Given information:
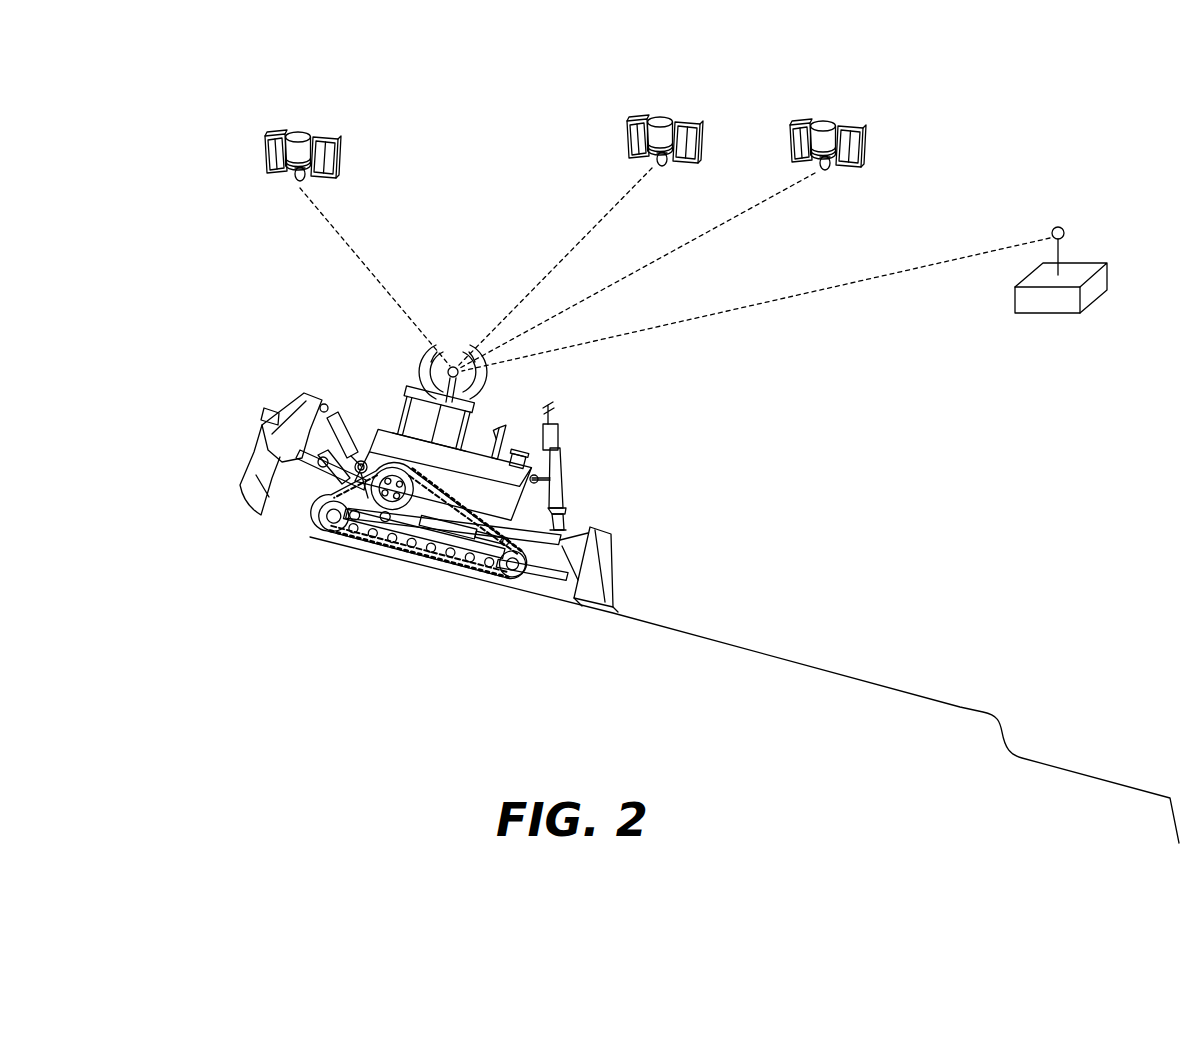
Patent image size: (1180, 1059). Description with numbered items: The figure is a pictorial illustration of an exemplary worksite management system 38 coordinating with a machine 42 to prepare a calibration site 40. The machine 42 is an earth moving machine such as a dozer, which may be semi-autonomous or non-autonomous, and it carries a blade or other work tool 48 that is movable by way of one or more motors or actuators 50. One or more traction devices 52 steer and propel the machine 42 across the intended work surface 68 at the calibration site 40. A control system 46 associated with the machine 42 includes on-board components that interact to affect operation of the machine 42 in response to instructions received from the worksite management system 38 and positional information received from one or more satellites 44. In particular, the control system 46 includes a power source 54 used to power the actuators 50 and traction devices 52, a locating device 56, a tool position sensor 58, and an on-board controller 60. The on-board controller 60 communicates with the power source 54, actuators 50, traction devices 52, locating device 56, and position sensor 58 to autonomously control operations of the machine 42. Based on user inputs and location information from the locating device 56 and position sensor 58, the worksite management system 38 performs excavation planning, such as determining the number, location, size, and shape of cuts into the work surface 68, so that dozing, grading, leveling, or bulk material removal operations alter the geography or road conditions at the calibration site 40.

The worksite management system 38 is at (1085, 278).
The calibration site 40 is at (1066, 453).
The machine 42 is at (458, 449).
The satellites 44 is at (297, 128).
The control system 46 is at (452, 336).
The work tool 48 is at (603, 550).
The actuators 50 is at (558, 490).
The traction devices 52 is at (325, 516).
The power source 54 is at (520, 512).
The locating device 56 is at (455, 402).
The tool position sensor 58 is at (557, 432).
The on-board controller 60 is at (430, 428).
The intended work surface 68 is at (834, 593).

...

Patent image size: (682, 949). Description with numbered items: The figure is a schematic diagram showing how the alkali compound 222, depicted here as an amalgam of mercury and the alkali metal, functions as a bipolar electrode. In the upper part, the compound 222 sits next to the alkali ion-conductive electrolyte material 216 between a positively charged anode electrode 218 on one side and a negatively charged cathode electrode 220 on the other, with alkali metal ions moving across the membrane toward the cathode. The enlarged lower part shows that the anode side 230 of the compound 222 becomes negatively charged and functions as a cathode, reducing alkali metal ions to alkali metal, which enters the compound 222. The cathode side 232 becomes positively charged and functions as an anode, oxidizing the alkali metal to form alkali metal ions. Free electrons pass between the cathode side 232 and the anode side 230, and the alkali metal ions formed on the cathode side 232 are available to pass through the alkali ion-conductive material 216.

...

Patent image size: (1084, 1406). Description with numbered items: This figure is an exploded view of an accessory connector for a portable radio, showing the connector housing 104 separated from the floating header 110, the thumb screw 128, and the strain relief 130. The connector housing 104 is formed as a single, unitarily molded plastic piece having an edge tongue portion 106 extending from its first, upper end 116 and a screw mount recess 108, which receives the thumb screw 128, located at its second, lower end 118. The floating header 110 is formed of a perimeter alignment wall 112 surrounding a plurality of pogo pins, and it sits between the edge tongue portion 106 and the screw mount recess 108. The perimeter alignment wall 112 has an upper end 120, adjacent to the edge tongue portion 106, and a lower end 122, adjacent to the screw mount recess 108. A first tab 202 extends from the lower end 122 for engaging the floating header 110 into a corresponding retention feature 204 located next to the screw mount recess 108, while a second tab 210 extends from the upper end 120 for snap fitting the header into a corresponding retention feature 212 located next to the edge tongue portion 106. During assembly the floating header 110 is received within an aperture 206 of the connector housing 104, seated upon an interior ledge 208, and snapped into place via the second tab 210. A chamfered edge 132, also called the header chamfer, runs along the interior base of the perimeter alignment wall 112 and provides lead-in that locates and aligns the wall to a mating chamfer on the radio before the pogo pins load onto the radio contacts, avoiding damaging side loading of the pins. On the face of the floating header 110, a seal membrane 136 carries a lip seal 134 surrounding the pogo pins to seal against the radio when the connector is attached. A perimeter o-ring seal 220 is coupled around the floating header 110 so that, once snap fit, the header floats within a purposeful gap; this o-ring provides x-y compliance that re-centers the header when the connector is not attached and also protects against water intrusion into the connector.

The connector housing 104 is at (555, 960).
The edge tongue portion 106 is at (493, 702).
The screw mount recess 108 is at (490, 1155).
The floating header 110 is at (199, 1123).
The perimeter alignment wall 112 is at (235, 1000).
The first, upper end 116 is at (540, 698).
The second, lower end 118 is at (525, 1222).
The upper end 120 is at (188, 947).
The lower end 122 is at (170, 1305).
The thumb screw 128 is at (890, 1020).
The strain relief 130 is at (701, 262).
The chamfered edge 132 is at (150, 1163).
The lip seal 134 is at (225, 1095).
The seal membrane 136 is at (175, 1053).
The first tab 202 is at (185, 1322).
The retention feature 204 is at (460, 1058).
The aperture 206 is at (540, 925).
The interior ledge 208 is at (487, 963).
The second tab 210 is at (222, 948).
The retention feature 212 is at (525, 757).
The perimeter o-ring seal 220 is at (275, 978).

Work to do:
Please arrange the records starting at the line that contains "Patent image size: (1180, 1059)." and ending at the line that contains "The on-board controller 60 is at (430, 428)." as a two-column CSV with the headers text and answer, one row per record. Put the record's text and its answer each in a single quoted field, with line breaks replaced by spaces.

Finished task:
text,answer
"Patent image size: (1180, 1059). Description with numbered items: The figure is a pictorial illustration of an exemplary worksite management system 38 coordinating with a machine 42 to prepare a calibration site 40. The machine 42 is an earth moving machine such as a dozer, which may be semi-autonomous or non-autonomous, and it carries a blade or other work tool 48 that is movable by way of one or more motors or actuators 50. One or more traction devices 52 steer and propel the machine 42 across the intended work surface 68 at the calibration site 40. A control system 46 associated with the machine 42 includes on-board components that interact to affect operation of the machine 42 in response to instructions received from the worksite management system 38 and positional information received from one or more satellites 44. In particular, the control system 46 includes a power source 54 used to power the actuators 50 and traction devices 52, a locating device 56, a tool position sensor 58, and an on-board controller 60. The on-board controller 60 communicates with the power source 54, actuators 50, traction devices 52, locating device 56, and position sensor 58 to autonomously control operations of the machine 42. Based on user inputs and location information from the locating device 56 and position sensor 58, the worksite management system 38 performs excavation planning, such as determining the number, location, size, and shape of cuts into the work surface 68, so that dozing, grading, leveling, or bulk material removal operations alter the geography or road conditions at the calibration site 40.","The worksite management system 38 is at (1085, 278). The calibration site 40 is at (1066, 453). The machine 42 is at (458, 449). The satellites 44 is at (297, 128). The control system 46 is at (452, 336). The work tool 48 is at (603, 550). The actuators 50 is at (558, 490). The traction devices 52 is at (325, 516). The power source 54 is at (520, 512). The locating device 56 is at (455, 402). The tool position sensor 58 is at (557, 432). The on-board controller 60 is at (430, 428)."